Entries with figure data
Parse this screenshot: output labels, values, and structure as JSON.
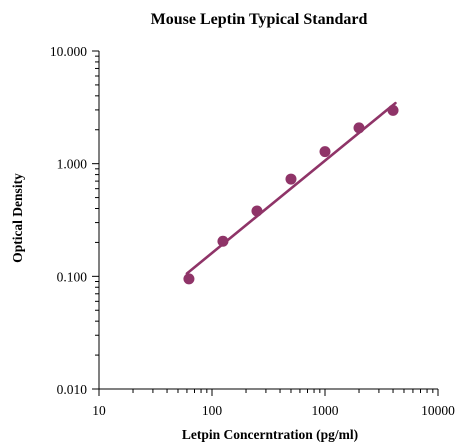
{
  "chart_data": {
    "type": "scatter",
    "title": "Mouse Leptin Typical Standard",
    "xlabel": "Letpin Concerntration (pg/ml)",
    "ylabel": "Optical Density",
    "x_scale": "log",
    "y_scale": "log",
    "xlim": [
      10,
      10000
    ],
    "ylim": [
      0.01,
      10
    ],
    "x_ticks": [
      10,
      100,
      1000,
      10000
    ],
    "x_tick_labels": [
      "10",
      "100",
      "1000",
      "10000"
    ],
    "y_ticks": [
      0.01,
      0.1,
      1,
      10
    ],
    "y_tick_labels": [
      "0.010",
      "0.100",
      "1.000",
      "10.000"
    ],
    "grid": false,
    "legend": "none",
    "colors": {
      "series": "#8f3468",
      "axis": "#000000"
    },
    "series": [
      {
        "points": [
          {
            "x": 62.5,
            "y": 0.095
          },
          {
            "x": 125,
            "y": 0.205
          },
          {
            "x": 250,
            "y": 0.38
          },
          {
            "x": 500,
            "y": 0.73
          },
          {
            "x": 1000,
            "y": 1.28
          },
          {
            "x": 2000,
            "y": 2.08
          },
          {
            "x": 4000,
            "y": 2.97
          }
        ],
        "fit": {
          "x_start": 60,
          "y_start": 0.106,
          "x_end": 4200,
          "y_end": 3.45
        }
      }
    ]
  }
}
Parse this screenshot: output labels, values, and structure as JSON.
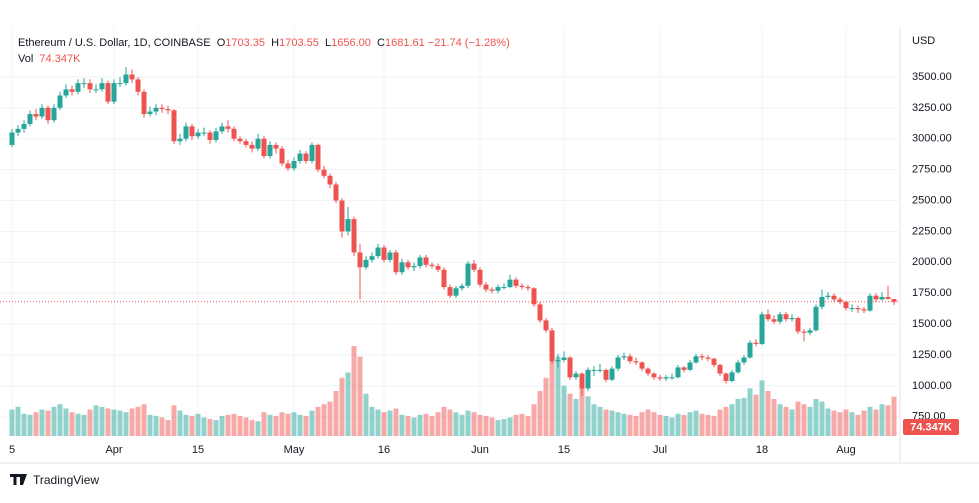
{
  "chart_data": {
    "type": "candlestick",
    "title": "Ethereum / U.S. Dollar, 1D, COINBASE",
    "ohlc": [
      {
        "label": "O",
        "value": "1703.35"
      },
      {
        "label": "H",
        "value": "1703.55"
      },
      {
        "label": "L",
        "value": "1656.00"
      },
      {
        "label": "C",
        "value": "1681.61"
      }
    ],
    "change": "−21.74 (−1.28%)",
    "volume_name": "Vol",
    "volume_text": "74.347K",
    "currency": "USD",
    "brand": "TradingView",
    "up_color": "#26a69a",
    "down_color": "#ef5350",
    "grid": true,
    "ylim": [
      595,
      3896
    ],
    "yticks": [
      {
        "value": 750,
        "label": "750.00"
      },
      {
        "value": 1000,
        "label": "1000.00"
      },
      {
        "value": 1250,
        "label": "1250.00"
      },
      {
        "value": 1500,
        "label": "1500.00"
      },
      {
        "value": 1750,
        "label": "1750.00"
      },
      {
        "value": 2000,
        "label": "2000.00"
      },
      {
        "value": 2250,
        "label": "2250.00"
      },
      {
        "value": 2500,
        "label": "2500.00"
      },
      {
        "value": 2750,
        "label": "2750.00"
      },
      {
        "value": 3000,
        "label": "3000.00"
      },
      {
        "value": 3250,
        "label": "3250.00"
      },
      {
        "value": 3500,
        "label": "3500.00"
      }
    ],
    "categories": [
      "5",
      null,
      null,
      null,
      null,
      null,
      null,
      null,
      null,
      null,
      null,
      null,
      null,
      null,
      null,
      null,
      null,
      "Apr",
      null,
      null,
      null,
      null,
      null,
      null,
      null,
      null,
      null,
      null,
      null,
      null,
      null,
      "15",
      null,
      null,
      null,
      null,
      null,
      null,
      null,
      null,
      null,
      null,
      null,
      null,
      null,
      null,
      null,
      "May",
      null,
      null,
      null,
      null,
      null,
      null,
      null,
      null,
      null,
      null,
      null,
      null,
      null,
      null,
      "16",
      null,
      null,
      null,
      null,
      null,
      null,
      null,
      null,
      null,
      null,
      null,
      null,
      null,
      null,
      null,
      "Jun",
      null,
      null,
      null,
      null,
      null,
      null,
      null,
      null,
      null,
      null,
      null,
      null,
      null,
      "15",
      null,
      null,
      null,
      null,
      null,
      null,
      null,
      null,
      null,
      null,
      null,
      null,
      null,
      null,
      null,
      "Jul",
      null,
      null,
      null,
      null,
      null,
      null,
      null,
      null,
      null,
      null,
      null,
      null,
      null,
      null,
      null,
      null,
      "18",
      null,
      null,
      null,
      null,
      null,
      null,
      null,
      null,
      null,
      null,
      null,
      null,
      null,
      "Aug",
      null,
      null,
      null,
      null,
      null,
      null,
      null,
      null
    ],
    "candles": [
      [
        2950,
        3080,
        2930,
        3050
      ],
      [
        3050,
        3110,
        3020,
        3080
      ],
      [
        3080,
        3150,
        3050,
        3120
      ],
      [
        3120,
        3230,
        3100,
        3200
      ],
      [
        3200,
        3240,
        3150,
        3180
      ],
      [
        3180,
        3280,
        3160,
        3250
      ],
      [
        3250,
        3270,
        3120,
        3150
      ],
      [
        3150,
        3280,
        3130,
        3250
      ],
      [
        3250,
        3380,
        3230,
        3350
      ],
      [
        3350,
        3440,
        3330,
        3400
      ],
      [
        3400,
        3430,
        3350,
        3380
      ],
      [
        3380,
        3480,
        3360,
        3450
      ],
      [
        3450,
        3490,
        3410,
        3450
      ],
      [
        3450,
        3480,
        3370,
        3400
      ],
      [
        3400,
        3440,
        3370,
        3400
      ],
      [
        3400,
        3490,
        3380,
        3450
      ],
      [
        3450,
        3470,
        3280,
        3300
      ],
      [
        3300,
        3480,
        3280,
        3450
      ],
      [
        3450,
        3500,
        3420,
        3450
      ],
      [
        3450,
        3580,
        3430,
        3520
      ],
      [
        3520,
        3560,
        3450,
        3480
      ],
      [
        3480,
        3500,
        3350,
        3380
      ],
      [
        3380,
        3400,
        3170,
        3200
      ],
      [
        3200,
        3260,
        3180,
        3220
      ],
      [
        3220,
        3280,
        3190,
        3250
      ],
      [
        3250,
        3280,
        3210,
        3240
      ],
      [
        3240,
        3270,
        3200,
        3230
      ],
      [
        3230,
        3240,
        2960,
        2980
      ],
      [
        2980,
        3040,
        2950,
        3000
      ],
      [
        3000,
        3130,
        2980,
        3100
      ],
      [
        3100,
        3120,
        2990,
        3020
      ],
      [
        3020,
        3080,
        3000,
        3050
      ],
      [
        3050,
        3090,
        3020,
        3050
      ],
      [
        3050,
        3070,
        2960,
        2990
      ],
      [
        2990,
        3090,
        2970,
        3060
      ],
      [
        3060,
        3130,
        3040,
        3100
      ],
      [
        3100,
        3150,
        3050,
        3080
      ],
      [
        3080,
        3100,
        2980,
        3000
      ],
      [
        3000,
        3020,
        2960,
        2980
      ],
      [
        2980,
        3000,
        2930,
        2950
      ],
      [
        2950,
        2980,
        2890,
        2920
      ],
      [
        2920,
        3040,
        2900,
        3000
      ],
      [
        3000,
        3020,
        2840,
        2860
      ],
      [
        2860,
        2980,
        2840,
        2950
      ],
      [
        2950,
        2970,
        2880,
        2920
      ],
      [
        2920,
        2940,
        2780,
        2800
      ],
      [
        2800,
        2830,
        2740,
        2760
      ],
      [
        2760,
        2850,
        2740,
        2820
      ],
      [
        2820,
        2910,
        2800,
        2880
      ],
      [
        2880,
        2900,
        2800,
        2820
      ],
      [
        2820,
        2970,
        2800,
        2950
      ],
      [
        2950,
        2960,
        2730,
        2750
      ],
      [
        2750,
        2780,
        2680,
        2700
      ],
      [
        2700,
        2720,
        2600,
        2630
      ],
      [
        2630,
        2650,
        2480,
        2500
      ],
      [
        2500,
        2520,
        2200,
        2250
      ],
      [
        2250,
        2450,
        2220,
        2350
      ],
      [
        2350,
        2370,
        2050,
        2080
      ],
      [
        2080,
        2150,
        1700,
        1960
      ],
      [
        1960,
        2050,
        1940,
        2020
      ],
      [
        2020,
        2080,
        2000,
        2050
      ],
      [
        2050,
        2150,
        2030,
        2120
      ],
      [
        2120,
        2140,
        2000,
        2020
      ],
      [
        2020,
        2100,
        2000,
        2080
      ],
      [
        2080,
        2100,
        1900,
        1920
      ],
      [
        1920,
        2030,
        1900,
        2000
      ],
      [
        2000,
        2020,
        1940,
        1960
      ],
      [
        1960,
        2000,
        1930,
        1970
      ],
      [
        1970,
        2060,
        1950,
        2040
      ],
      [
        2040,
        2060,
        1960,
        1980
      ],
      [
        1980,
        2000,
        1950,
        1970
      ],
      [
        1970,
        1990,
        1920,
        1940
      ],
      [
        1940,
        1960,
        1780,
        1800
      ],
      [
        1800,
        1820,
        1710,
        1730
      ],
      [
        1730,
        1810,
        1710,
        1790
      ],
      [
        1790,
        1830,
        1770,
        1810
      ],
      [
        1810,
        2010,
        1790,
        1990
      ],
      [
        1990,
        2020,
        1920,
        1940
      ],
      [
        1940,
        1960,
        1800,
        1820
      ],
      [
        1820,
        1840,
        1760,
        1780
      ],
      [
        1780,
        1800,
        1750,
        1770
      ],
      [
        1770,
        1820,
        1750,
        1800
      ],
      [
        1800,
        1830,
        1780,
        1800
      ],
      [
        1800,
        1900,
        1790,
        1860
      ],
      [
        1860,
        1880,
        1790,
        1810
      ],
      [
        1810,
        1830,
        1780,
        1800
      ],
      [
        1800,
        1820,
        1770,
        1790
      ],
      [
        1790,
        1800,
        1640,
        1660
      ],
      [
        1660,
        1680,
        1510,
        1530
      ],
      [
        1530,
        1550,
        1430,
        1450
      ],
      [
        1450,
        1470,
        1180,
        1200
      ],
      [
        1200,
        1260,
        1150,
        1210
      ],
      [
        1210,
        1280,
        1190,
        1230
      ],
      [
        1230,
        1240,
        1050,
        1070
      ],
      [
        1070,
        1120,
        1050,
        1100
      ],
      [
        1100,
        1110,
        920,
        980
      ],
      [
        980,
        1150,
        960,
        1130
      ],
      [
        1130,
        1160,
        1080,
        1130
      ],
      [
        1130,
        1180,
        1110,
        1130
      ],
      [
        1130,
        1140,
        1030,
        1050
      ],
      [
        1050,
        1160,
        1040,
        1140
      ],
      [
        1140,
        1250,
        1120,
        1230
      ],
      [
        1230,
        1270,
        1210,
        1240
      ],
      [
        1240,
        1260,
        1180,
        1200
      ],
      [
        1200,
        1230,
        1170,
        1190
      ],
      [
        1190,
        1200,
        1120,
        1140
      ],
      [
        1140,
        1150,
        1080,
        1100
      ],
      [
        1100,
        1110,
        1050,
        1070
      ],
      [
        1070,
        1090,
        1040,
        1060
      ],
      [
        1060,
        1090,
        1040,
        1070
      ],
      [
        1070,
        1100,
        1050,
        1070
      ],
      [
        1070,
        1170,
        1060,
        1150
      ],
      [
        1150,
        1160,
        1110,
        1130
      ],
      [
        1130,
        1210,
        1120,
        1190
      ],
      [
        1190,
        1260,
        1180,
        1240
      ],
      [
        1240,
        1260,
        1210,
        1230
      ],
      [
        1230,
        1250,
        1200,
        1220
      ],
      [
        1220,
        1230,
        1150,
        1170
      ],
      [
        1170,
        1180,
        1080,
        1100
      ],
      [
        1100,
        1110,
        1020,
        1040
      ],
      [
        1040,
        1130,
        1030,
        1110
      ],
      [
        1110,
        1210,
        1100,
        1190
      ],
      [
        1190,
        1250,
        1170,
        1230
      ],
      [
        1230,
        1370,
        1220,
        1350
      ],
      [
        1350,
        1380,
        1320,
        1340
      ],
      [
        1340,
        1600,
        1330,
        1580
      ],
      [
        1580,
        1620,
        1520,
        1540
      ],
      [
        1540,
        1570,
        1500,
        1520
      ],
      [
        1520,
        1600,
        1500,
        1580
      ],
      [
        1580,
        1600,
        1520,
        1540
      ],
      [
        1540,
        1580,
        1520,
        1550
      ],
      [
        1550,
        1560,
        1420,
        1440
      ],
      [
        1440,
        1460,
        1360,
        1430
      ],
      [
        1430,
        1470,
        1410,
        1450
      ],
      [
        1450,
        1660,
        1440,
        1640
      ],
      [
        1640,
        1780,
        1620,
        1720
      ],
      [
        1720,
        1760,
        1700,
        1730
      ],
      [
        1730,
        1750,
        1680,
        1700
      ],
      [
        1700,
        1720,
        1660,
        1680
      ],
      [
        1680,
        1690,
        1610,
        1630
      ],
      [
        1630,
        1660,
        1600,
        1630
      ],
      [
        1630,
        1650,
        1590,
        1620
      ],
      [
        1620,
        1640,
        1590,
        1610
      ],
      [
        1610,
        1750,
        1600,
        1730
      ],
      [
        1730,
        1750,
        1680,
        1700
      ],
      [
        1700,
        1760,
        1690,
        1720
      ],
      [
        1720,
        1810,
        1700,
        1703.35
      ],
      [
        1703.35,
        1703.55,
        1656,
        1681.61
      ]
    ],
    "volume": [
      50000,
      55000,
      42000,
      40000,
      45000,
      50000,
      48000,
      55000,
      60000,
      52000,
      45000,
      42000,
      40000,
      50000,
      58000,
      55000,
      52000,
      50000,
      48000,
      45000,
      52000,
      55000,
      60000,
      40000,
      38000,
      35000,
      30000,
      58000,
      48000,
      40000,
      38000,
      42000,
      35000,
      32000,
      30000,
      38000,
      40000,
      42000,
      38000,
      35000,
      30000,
      28000,
      45000,
      40000,
      38000,
      45000,
      42000,
      45000,
      40000,
      38000,
      48000,
      55000,
      60000,
      65000,
      85000,
      110000,
      120000,
      170000,
      150000,
      80000,
      55000,
      50000,
      45000,
      48000,
      52000,
      40000,
      38000,
      35000,
      40000,
      42000,
      38000,
      45000,
      55000,
      50000,
      45000,
      40000,
      48000,
      45000,
      40000,
      38000,
      35000,
      30000,
      32000,
      35000,
      40000,
      42000,
      38000,
      60000,
      85000,
      110000,
      170000,
      150000,
      95000,
      80000,
      70000,
      110000,
      75000,
      60000,
      55000,
      50000,
      48000,
      45000,
      42000,
      40000,
      38000,
      45000,
      50000,
      45000,
      40000,
      38000,
      35000,
      42000,
      40000,
      45000,
      48000,
      42000,
      40000,
      38000,
      50000,
      55000,
      60000,
      70000,
      72000,
      90000,
      78000,
      105000,
      85000,
      70000,
      60000,
      55000,
      50000,
      65000,
      60000,
      55000,
      70000,
      65000,
      52000,
      48000,
      45000,
      50000,
      45000,
      40000,
      48000,
      55000,
      50000,
      60000,
      58000,
      74347
    ]
  }
}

▶ _Set exercise_:
Gather, from the listing above, every line carrying the word "title".

▶ _Expected output_:
    "title": "Mouse Leptin Typical Standard",
    "title": "Ethereum / U.S. Dollar, 1D, COINBASE",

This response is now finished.